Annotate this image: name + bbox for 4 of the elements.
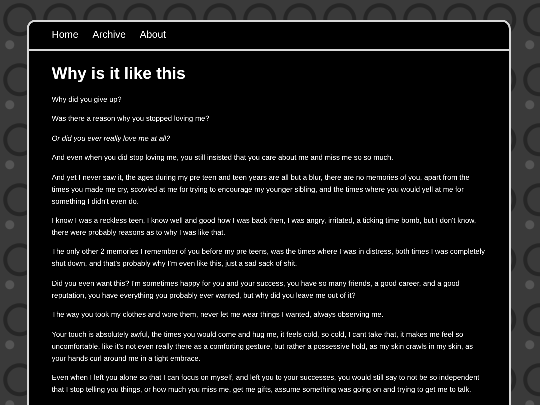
nav-link[interactable]: About <box>140 30 166 41</box>
nav-link[interactable]: Archive <box>92 30 126 41</box>
nav-link[interactable]: Home <box>52 30 79 41</box>
post-title: Why is it like this <box>52 65 187 84</box>
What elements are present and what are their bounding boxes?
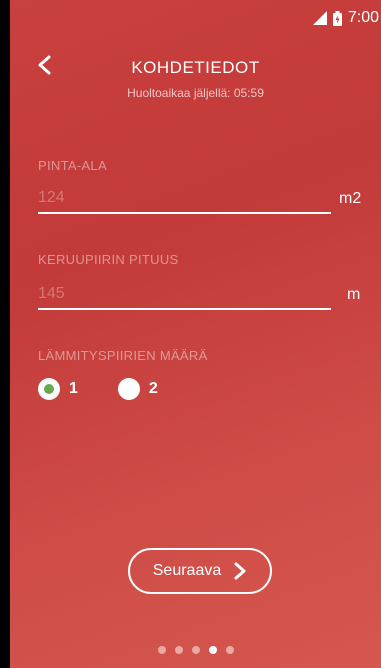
- radio-label: 2: [148, 380, 158, 397]
- status-bar: 7:00: [259, 0, 381, 36]
- page-indicator-dot[interactable]: [157, 646, 166, 654]
- radio-button[interactable]: [117, 378, 140, 400]
- loop-length-label: KERUUPIIRIN PITUUS: [38, 252, 179, 267]
- battery-icon: [332, 10, 342, 26]
- page-indicator-dot[interactable]: [191, 646, 200, 654]
- area-unit: m2: [339, 190, 362, 207]
- page-indicator-dot[interactable]: [225, 646, 234, 654]
- heating-circuits-radio-group: 1 2: [38, 378, 198, 400]
- radio-option-1[interactable]: 1: [38, 378, 78, 400]
- radio-label: 1: [69, 380, 78, 397]
- next-button[interactable]: Seuraava: [128, 548, 272, 594]
- area-input[interactable]: [38, 184, 331, 214]
- radio-button-selected[interactable]: [38, 378, 60, 400]
- service-time-remaining: Huoltoaikaa jäljellä: 05:59: [127, 86, 264, 100]
- status-time: 7:00: [347, 9, 379, 26]
- app-screen: 7:00 KOHDETIEDOT Huoltoaikaa jäljellä: 0…: [10, 0, 381, 668]
- loop-length-input[interactable]: [38, 280, 331, 310]
- heating-circuits-label: LÄMMITYSPIIRIEN MÄÄRÄ: [38, 348, 208, 363]
- area-label: PINTA-ALA: [38, 158, 107, 173]
- chevron-right-icon: [234, 562, 246, 580]
- radio-selected-dot: [44, 384, 54, 394]
- signal-icon: [312, 11, 327, 25]
- radio-option-2[interactable]: 2: [117, 378, 158, 400]
- next-button-label: Seuraava: [152, 562, 222, 579]
- page-indicator-dot-active[interactable]: [208, 646, 217, 654]
- loop-length-unit: m: [347, 286, 361, 303]
- page-title: KOHDETIEDOT: [131, 58, 260, 77]
- pagination-dots: [10, 646, 381, 654]
- page-indicator-dot[interactable]: [174, 646, 183, 654]
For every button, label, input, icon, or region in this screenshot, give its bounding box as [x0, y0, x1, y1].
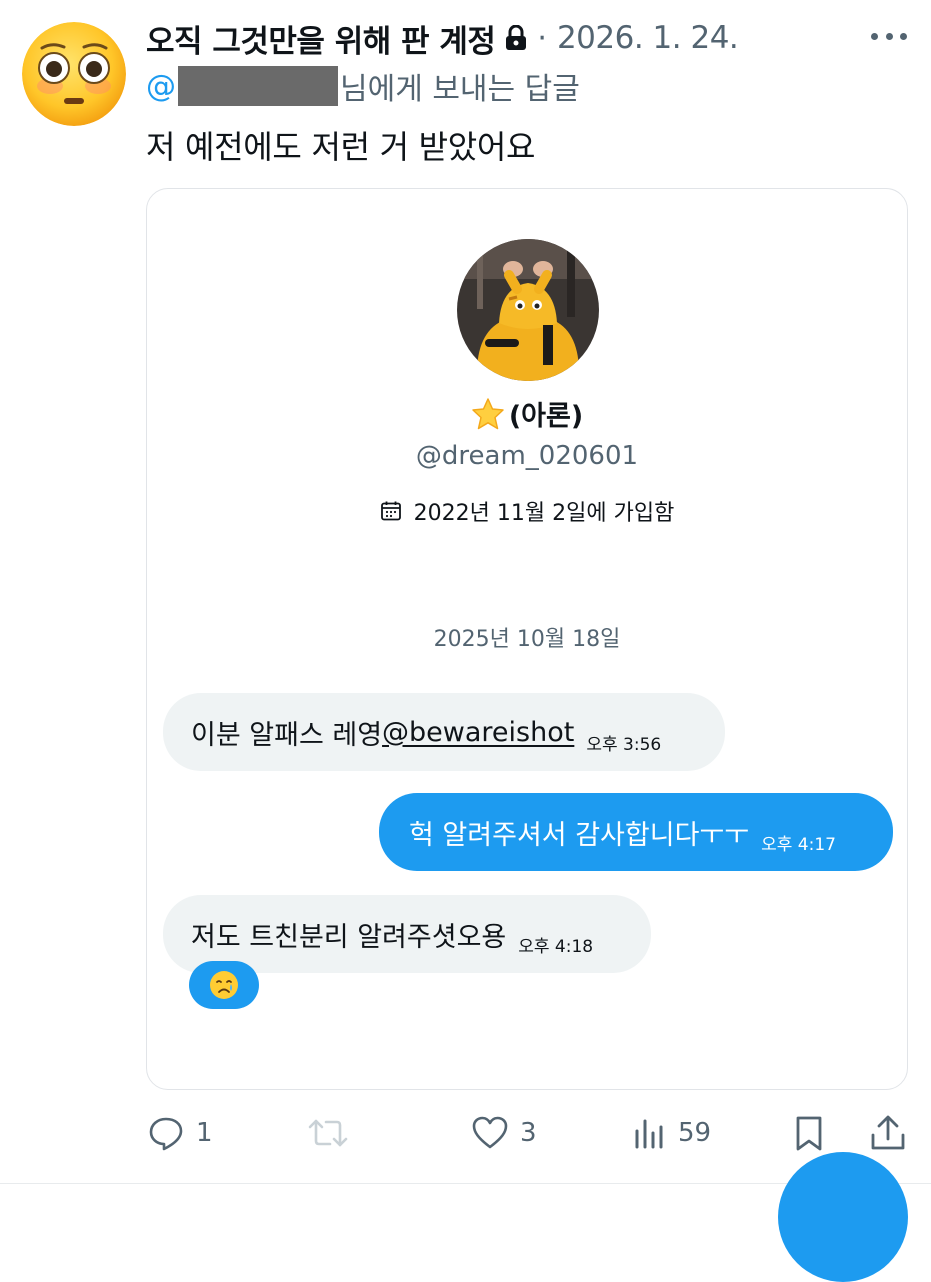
reply-to-suffix: 님에게 보내는 답글 — [340, 72, 580, 107]
tweet-text: 저 예전에도 저런 거 받았어요 — [146, 128, 536, 166]
message-time: 오후 4:18 — [518, 936, 594, 957]
tweet-action-bar: 1 3 59 — [146, 1110, 908, 1156]
attached-image-card[interactable]: (아론) @dream_020601 2022년 11월 2일에 가입함 202… — [146, 188, 908, 1090]
analytics-icon — [632, 1113, 668, 1153]
share-action[interactable] — [868, 1110, 908, 1156]
more-icon[interactable] — [871, 24, 907, 48]
separator-dot: · — [537, 20, 547, 56]
message-time: 오후 4:17 — [761, 834, 836, 855]
message-reaction[interactable] — [189, 961, 259, 1009]
calendar-icon — [380, 500, 402, 522]
heart-icon — [470, 1113, 510, 1153]
reply-icon — [146, 1113, 186, 1153]
share-icon — [868, 1113, 908, 1153]
reply-to-line: @ 님에게 보내는 답글 — [146, 66, 580, 107]
message-text: 이분 알패스 레영 — [191, 719, 383, 751]
message-text: 헉 알려주셔서 감사합니다ㅜㅜ — [409, 819, 750, 851]
author-avatar[interactable] — [22, 22, 126, 126]
joined-date-text: 2022년 11월 2일에 가입함 — [413, 501, 675, 526]
author-display-name[interactable]: 오직 그것만을 위해 판 계정 — [146, 16, 496, 61]
flushed-face-icon — [22, 22, 126, 126]
profile-name: (아론) — [147, 394, 907, 433]
reply-to-at[interactable]: @ — [146, 69, 176, 104]
tweet-header: 오직 그것만을 위해 판 계정 · 2026. 1. 24. — [146, 16, 739, 61]
profile-handle: @dream_020601 — [415, 441, 639, 471]
profile-avatar — [457, 239, 599, 381]
compose-fab-button[interactable] — [778, 1152, 908, 1282]
retweet-action[interactable] — [306, 1110, 350, 1156]
post-date[interactable]: 2026. 1. 24. — [557, 20, 739, 56]
reply-action[interactable]: 1 — [146, 1110, 213, 1156]
message-bubble-incoming[interactable]: 이분 알패스 레영 @bewareishot 오후 3:56 — [163, 693, 725, 771]
redacted-handle — [178, 66, 338, 106]
retweet-icon — [306, 1113, 350, 1153]
mention-link[interactable]: @bewareishot — [382, 717, 574, 748]
view-count: 59 — [678, 1118, 712, 1148]
bookmark-icon — [792, 1113, 826, 1153]
profile-photo-icon — [457, 239, 599, 381]
lock-icon — [505, 24, 527, 51]
conversation-date-divider: 2025년 10월 18일 — [433, 627, 621, 652]
like-count: 3 — [520, 1118, 537, 1148]
views-action[interactable]: 59 — [632, 1110, 711, 1156]
crying-face-icon — [209, 970, 239, 1000]
bookmark-action[interactable] — [792, 1110, 826, 1156]
like-action[interactable]: 3 — [470, 1110, 537, 1156]
joined-date: 2022년 11월 2일에 가입함 — [147, 495, 907, 527]
star-icon — [471, 397, 505, 431]
message-time: 오후 3:56 — [586, 734, 662, 755]
message-bubble-outgoing[interactable]: 헉 알려주셔서 감사합니다ㅜㅜ 오후 4:17 — [379, 793, 893, 871]
reply-count: 1 — [196, 1118, 213, 1148]
profile-name-text: (아론) — [508, 401, 584, 432]
message-text: 저도 트친분리 알려주셧오용 — [191, 921, 507, 953]
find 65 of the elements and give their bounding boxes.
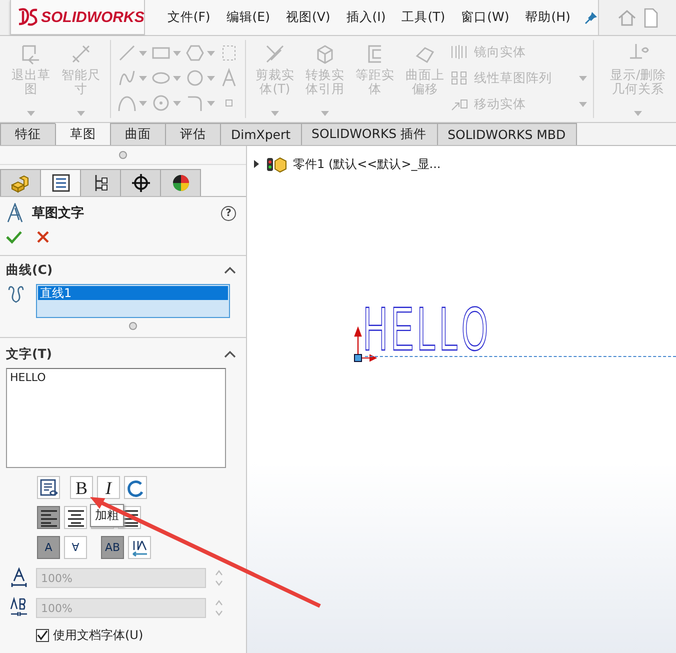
panel-title: 草图文字 [32,204,84,222]
format-button[interactable] [37,506,60,529]
pin-icon[interactable] [584,10,598,24]
command-tab[interactable]: 评估 [165,123,221,145]
sketch-text-icon [6,203,24,223]
crosshair-icon [130,173,152,193]
use-document-font-checkbox[interactable]: 使用文档字体(U) [6,627,240,644]
menu-item[interactable]: 窗口(W) [453,9,518,26]
blocks-icon [10,173,32,193]
circle-icon [184,68,205,88]
menu-item[interactable]: 编辑(E) [218,9,278,26]
section-title: 曲线(C) [6,262,53,278]
splitter-handle[interactable] [119,151,127,159]
menu-item[interactable]: 视图(V) [278,9,338,26]
format-button[interactable]: B [70,476,93,499]
format-button[interactable]: I [97,476,120,499]
section-title: 文字(T) [6,346,52,362]
check-icon [37,630,48,641]
format-button[interactable]: A [37,536,60,559]
feature-tree-item[interactable]: 零件1 (默认<<默认>_显... [293,156,441,172]
circle-center-icon [150,93,171,113]
format-button[interactable] [64,506,87,529]
mirror-icon [450,44,468,60]
command-tab[interactable]: 曲面 [110,123,166,145]
expand-icon[interactable] [253,159,261,169]
spline-icon [116,68,137,88]
collapse-icon[interactable] [224,266,236,274]
command-tab[interactable]: 特征 [0,123,56,145]
help-button[interactable]: ? [221,206,236,220]
list-icon [50,173,72,193]
list-item[interactable]: 直线1 [38,286,228,300]
resize-handle[interactable] [129,322,137,330]
line-icon [116,43,137,63]
confirm-icon[interactable] [6,230,22,244]
curve-list[interactable]: 直线1 [36,284,230,318]
text-input[interactable]: HELLO [6,368,226,468]
align-center-icon [66,508,86,528]
menu-item[interactable]: 帮助(H) [517,9,578,26]
panel-tab[interactable] [120,169,161,196]
rotate-icon [126,478,146,498]
collapse-icon[interactable] [224,350,236,358]
hexagon-icon [184,43,205,63]
menu-item[interactable]: 文件(F) [159,9,218,26]
sketch-text[interactable]: HELLO [363,304,492,356]
format-button[interactable]: ∀ [64,536,87,559]
width-factor-icon [10,567,28,589]
new-document-icon[interactable] [643,8,660,28]
format-button[interactable]: AB [101,536,124,559]
grid-pattern-icon [450,70,468,86]
panel-tab[interactable] [80,169,121,196]
ds-logo-icon [17,7,39,27]
command-tab[interactable]: DimXpert [220,123,302,145]
close-icon[interactable] [36,230,50,244]
format-button[interactable] [37,476,60,499]
font-icon [38,478,58,498]
menu-item[interactable]: 工具(T) [394,9,454,26]
menu-item[interactable]: 插入(I) [338,9,394,26]
home-icon[interactable] [617,8,638,28]
command-tab[interactable]: SOLIDWORKS MBD [436,123,577,145]
command-tab[interactable]: SOLIDWORKS 插件 [300,123,438,145]
panel-tab[interactable] [160,169,201,196]
align-left-icon [38,508,58,528]
format-button[interactable] [128,536,151,559]
logo-text: SOLIDWORKS [41,8,144,26]
spacing-icon [10,597,28,619]
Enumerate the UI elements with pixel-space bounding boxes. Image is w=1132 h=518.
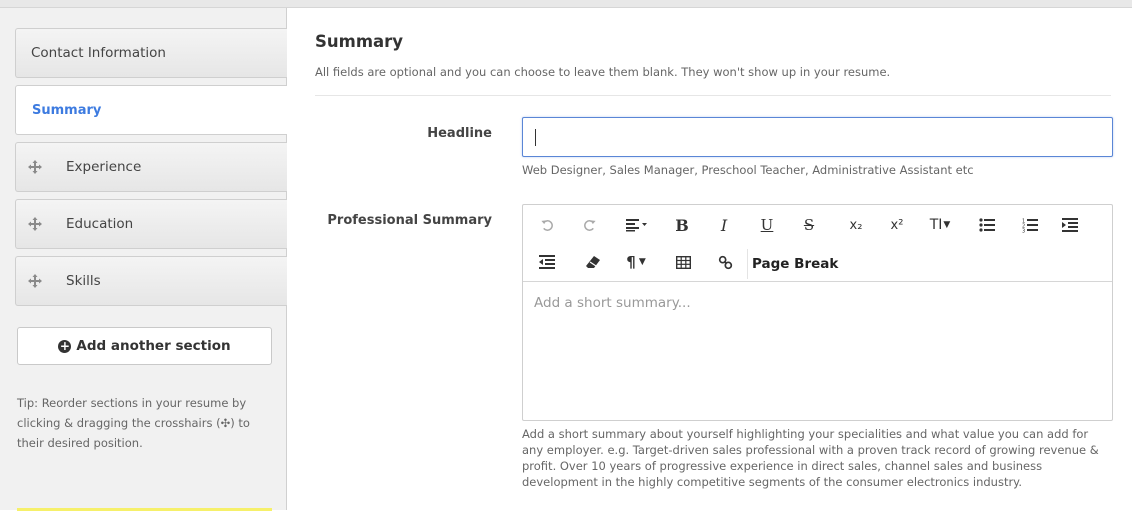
numbered-list-icon[interactable]: 123 (1015, 210, 1045, 240)
summary-editor[interactable]: B I U S x₂ x² TI ▼ 123 ¶ ▼ Page Break Ad… (522, 204, 1113, 421)
editor-toolbar: B I U S x₂ x² TI ▼ 123 ¶ ▼ Page Break (523, 205, 1112, 282)
professional-summary-label: Professional Summary (327, 213, 492, 228)
move-icon[interactable] (27, 216, 43, 232)
clipped-text (522, 506, 1112, 518)
sidebar-item-label: Skills (66, 273, 101, 289)
sidebar-item-summary[interactable]: Summary (15, 85, 287, 135)
clear-formatting-eraser-icon[interactable] (578, 247, 608, 277)
reorder-tip: Tip: Reorder sections in your resume by … (17, 396, 250, 450)
font-size-glyph: TI (929, 217, 943, 233)
top-bar (0, 0, 1132, 8)
move-icon[interactable] (27, 159, 43, 175)
paragraph-format-dropdown-icon[interactable]: ¶ ▼ (618, 247, 654, 277)
italic-icon[interactable]: I (709, 210, 739, 240)
link-icon[interactable] (710, 247, 740, 277)
undo-icon[interactable] (532, 210, 562, 240)
indent-icon[interactable] (1055, 210, 1085, 240)
summary-placeholder: Add a short summary... (534, 295, 691, 311)
sidebar-item-experience[interactable]: Experience (15, 142, 287, 192)
strikethrough-icon[interactable]: S (794, 210, 824, 240)
sidebar-item-label: Experience (66, 159, 142, 175)
page-break-button[interactable]: Page Break (747, 249, 842, 279)
redo-icon[interactable] (574, 210, 604, 240)
summary-hint: Add a short summary about yourself highl… (522, 427, 1099, 489)
sidebar-item-label: Education (66, 216, 134, 232)
move-icon[interactable] (27, 273, 43, 289)
outdent-icon[interactable] (532, 247, 562, 277)
page-title: Summary (315, 32, 404, 51)
superscript-icon[interactable]: x² (882, 210, 912, 240)
underline-icon[interactable]: U (752, 210, 782, 240)
font-size-dropdown-icon[interactable]: TI ▼ (922, 210, 958, 240)
main-content: Summary All fields are optional and you … (288, 8, 1132, 510)
add-section-label: Add another section (76, 338, 231, 354)
bold-icon[interactable]: B (667, 210, 697, 240)
sidebar-item-contact-information[interactable]: Contact Information (15, 28, 287, 78)
headline-label: Headline (427, 126, 492, 141)
headline-hint: Web Designer, Sales Manager, Preschool T… (522, 163, 974, 177)
sidebar-item-label: Contact Information (31, 45, 166, 61)
plus-circle-icon: + (58, 338, 72, 353)
paragraph-glyph: ¶ (626, 253, 636, 271)
headline-input[interactable] (522, 117, 1113, 157)
align-dropdown-icon[interactable] (618, 210, 656, 240)
svg-text:3: 3 (1022, 228, 1025, 233)
sidebar-item-education[interactable]: Education (15, 199, 287, 249)
divider (315, 95, 1111, 96)
table-icon[interactable] (668, 247, 698, 277)
add-section-button[interactable]: + Add another section (17, 327, 272, 365)
sidebar-item-skills[interactable]: Skills (15, 256, 287, 306)
sidebar: Contact Information Summary Experience E… (0, 8, 287, 511)
sidebar-item-label: Summary (32, 102, 102, 118)
page-subtitle: All fields are optional and you can choo… (315, 65, 891, 79)
subscript-icon[interactable]: x₂ (841, 210, 871, 240)
text-caret (535, 129, 536, 146)
bullet-list-icon[interactable] (972, 210, 1002, 240)
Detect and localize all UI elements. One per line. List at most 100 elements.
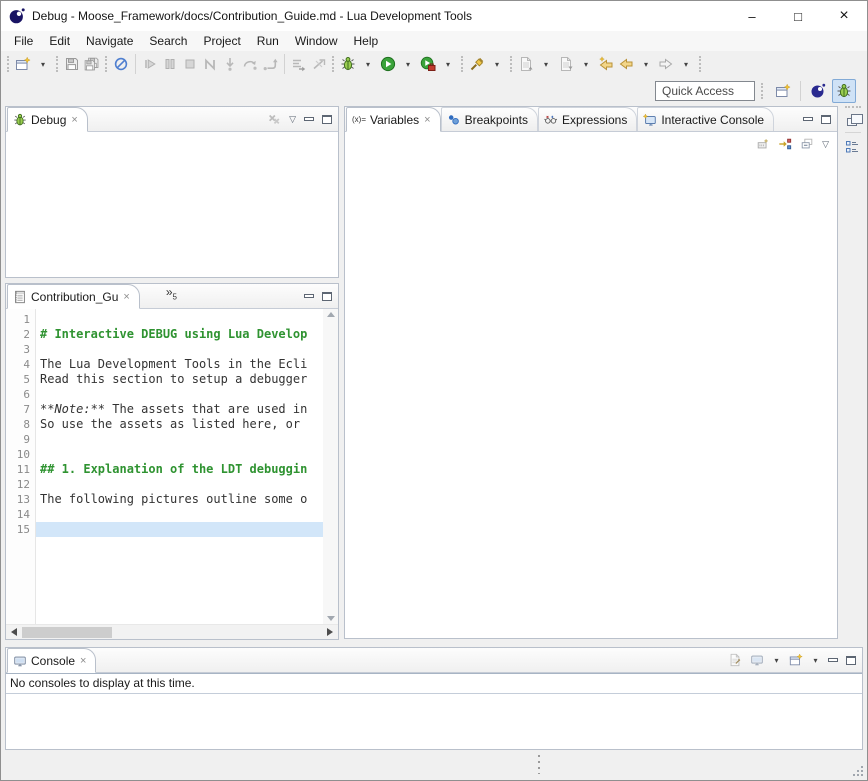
-------------------------
Render the lines from the one containing "numbered-list-icon[interactable]: 123 (1015, 210, 1045, 240)" up to and including the one containing "move-icon[interactable] (27, 216, 43, 232)" as a Markdown table with two columns: No., which numbers each line in order, and Entry, which holds the line itself. Omit blank lines.

| No. | Entry |
|---|---|
| 1 | numbered-list-icon[interactable]: 123 (1015, 210, 1045, 240) |
| 2 | summary-editor[interactable]: B I U S x₂ x² TI ▼ 123 ¶ ▼ Page Break Ad… (522, 204, 1113, 421) |
| 3 | editor-toolbar: B I U S x₂ x² TI ▼ 123 ¶ ▼ Page Break (523, 205, 1112, 282) |
| 4 | professional-summary-label: Professional Summary (327, 213, 492, 228) |
| 5 | move-icon[interactable] (27, 216, 43, 232) |